Brief |
In the parsing expression grammars article, what form does the semantic value take in the extended matching protocol?

Extract |

=====

Parsing Expression Grammars, part 2
It’s usually not enough to simply recognize patterns in an input stream. Soon we will want to take action based on what we recognize. In order to facilitate this, we will begin creating semantic values from the input tokens and trigger semantic actions when certain patterns are recognized. In part 1 of this series we focused simply on recognition. Now we will begin to take action.
Semantic Value
The pattern matching process in part 1 only kept track of the current position in the input stream. From this, it is possible to identify which segment of the input stream matched a given pattern. However, it is more useful to support accumulation and transformation of arbitrary values. We do this by extending the matching protocol to include a semantic value of the form (acc, env) where acc is the accumulated value and env is an environment for binding variable names to values. Our boot-strap start_beh is modified to include an initial semantic value (?, NIL)
indicating that the initial accumulator is undefined and the initial environment is empty.
LET init_env = NIL LET start_beh((ok, fail), ptrn) = \stream.[ SEND (k_read, #read) TO stream CREATE k_read WITH \input.[ SEND ((ok, fail), input, (?, init_env)) TO ptrn ] ]
By defining the initial environment as init_env, we have the option to provide a set of pre-defined bindings, if that should become useful in the future. For now, it is sufficient to start with an empty environment, represented by NIL
.

=====

Data provided |
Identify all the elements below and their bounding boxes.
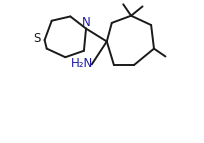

=====

In response |
It takes the form (acc, env), where acc is the accumulated value and env is an environment binding variable names to values.